> _RECORDS SUPPLIED_
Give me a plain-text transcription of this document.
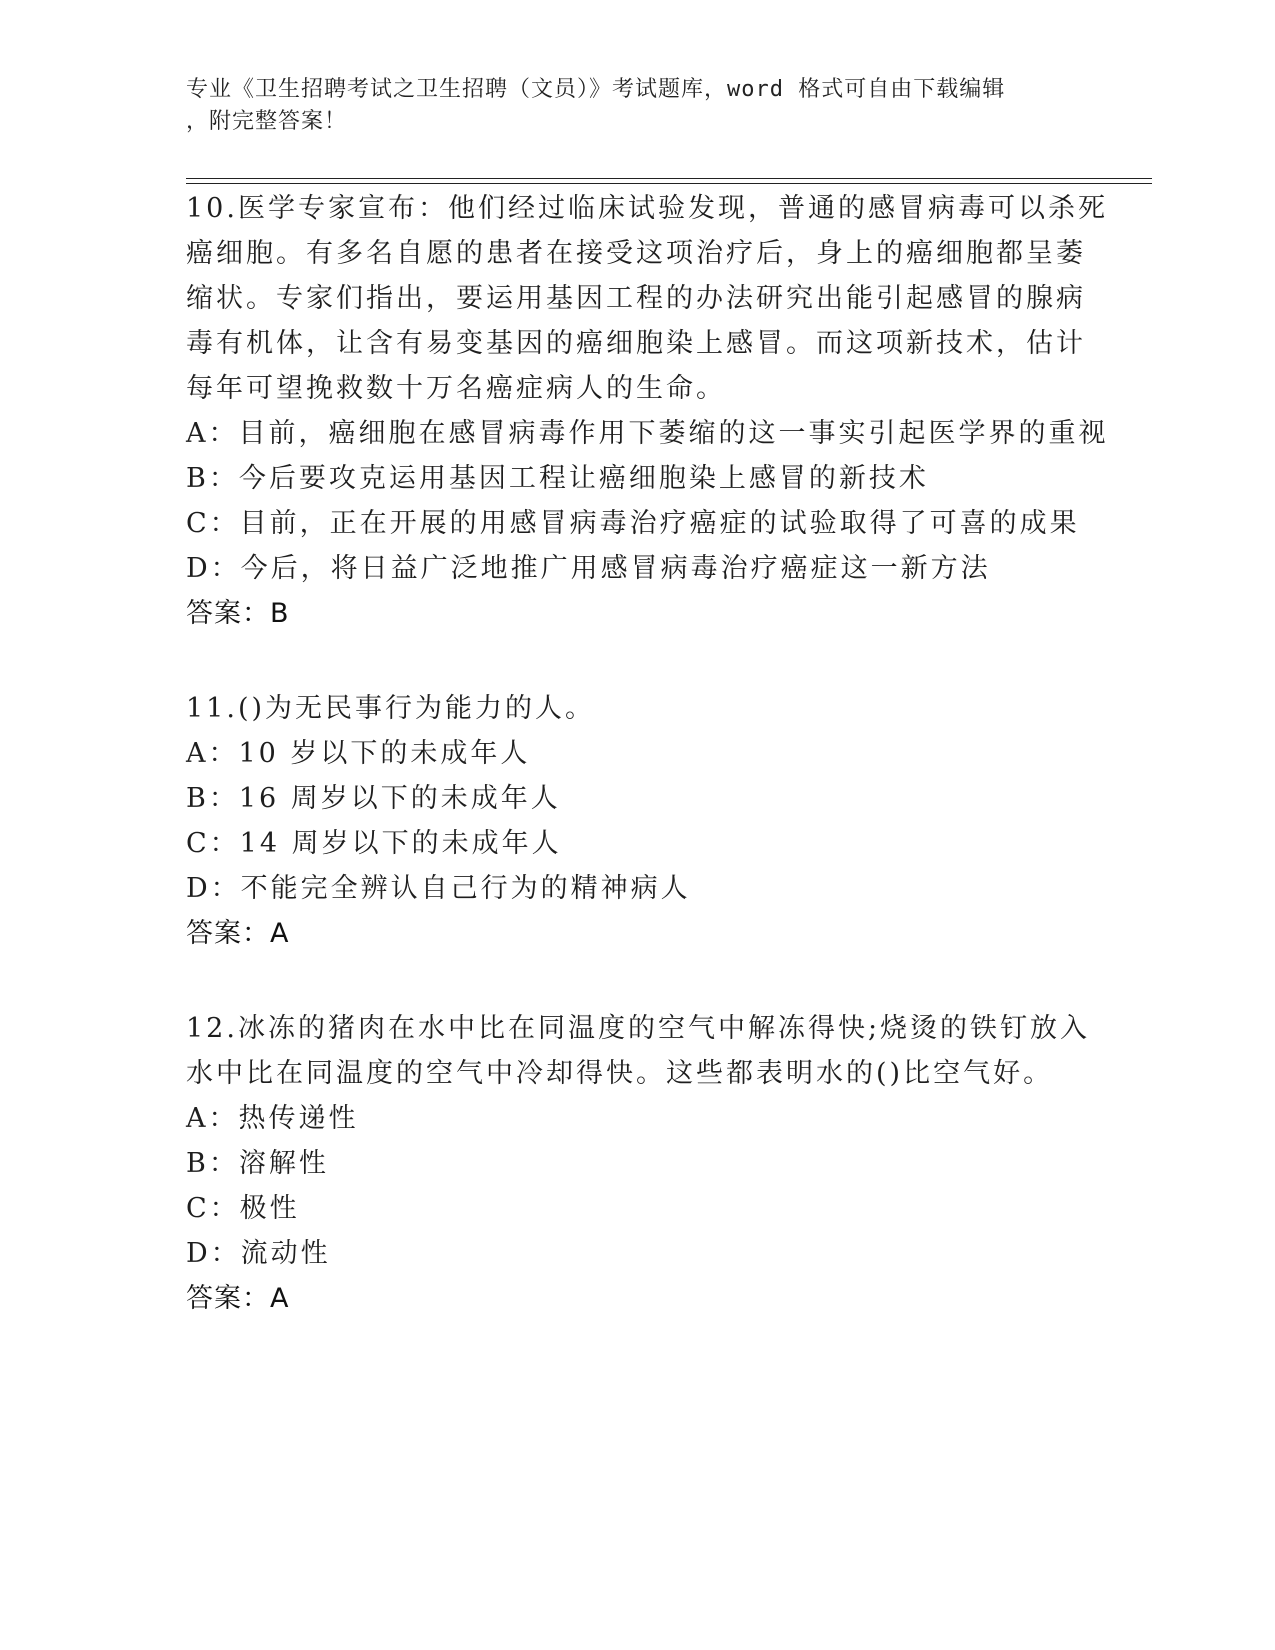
专业《卫生招聘考试之卫生招聘（文员）》考试题库，word 格式可自由下载编辑
，附完整答案！
10.医学专家宣布：他们经过临床试验发现，普通的感冒病毒可以杀死
癌细胞。有多名自愿的患者在接受这项治疗后，身上的癌细胞都呈萎
缩状。专家们指出，要运用基因工程的办法研究出能引起感冒的腺病
毒有机体，让含有易变基因的癌细胞染上感冒。而这项新技术，估计
每年可望挽救数十万名癌症病人的生命。
A：目前，癌细胞在感冒病毒作用下萎缩的这一事实引起医学界的重视
B：今后要攻克运用基因工程让癌细胞染上感冒的新技术
C：目前，正在开展的用感冒病毒治疗癌症的试验取得了可喜的成果
D：今后，将日益广泛地推广用感冒病毒治疗癌症这一新方法
答案：B
11.()为无民事行为能力的人。
A：10 岁以下的未成年人
B：16 周岁以下的未成年人
C：14 周岁以下的未成年人
D：不能完全辨认自己行为的精神病人
答案：A
12.冰冻的猪肉在水中比在同温度的空气中解冻得快;烧烫的铁钉放入
水中比在同温度的空气中冷却得快。这些都表明水的()比空气好。
A：热传递性
B：溶解性
C：极性
D：流动性
答案：A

> _BRIEF_
Give an exact copy of the material, leaving out every picture.

> _PROBLEM SOLUTION_
Give me a plain-text transcription of this document.
专业《卫生招聘考试之卫生招聘（文员）》考试题库，word 格式可自由下载编辑
，附完整答案！
10.医学专家宣布：他们经过临床试验发现，普通的感冒病毒可以杀死
癌细胞。有多名自愿的患者在接受这项治疗后，身上的癌细胞都呈萎
缩状。专家们指出，要运用基因工程的办法研究出能引起感冒的腺病
毒有机体，让含有易变基因的癌细胞染上感冒。而这项新技术，估计
每年可望挽救数十万名癌症病人的生命。
A：目前，癌细胞在感冒病毒作用下萎缩的这一事实引起医学界的重视
B：今后要攻克运用基因工程让癌细胞染上感冒的新技术
C：目前，正在开展的用感冒病毒治疗癌症的试验取得了可喜的成果
D：今后，将日益广泛地推广用感冒病毒治疗癌症这一新方法
答案：B
11.()为无民事行为能力的人。
A：10 岁以下的未成年人
B：16 周岁以下的未成年人
C：14 周岁以下的未成年人
D：不能完全辨认自己行为的精神病人
答案：A
12.冰冻的猪肉在水中比在同温度的空气中解冻得快;烧烫的铁钉放入
水中比在同温度的空气中冷却得快。这些都表明水的()比空气好。
A：热传递性
B：溶解性
C：极性
D：流动性
答案：A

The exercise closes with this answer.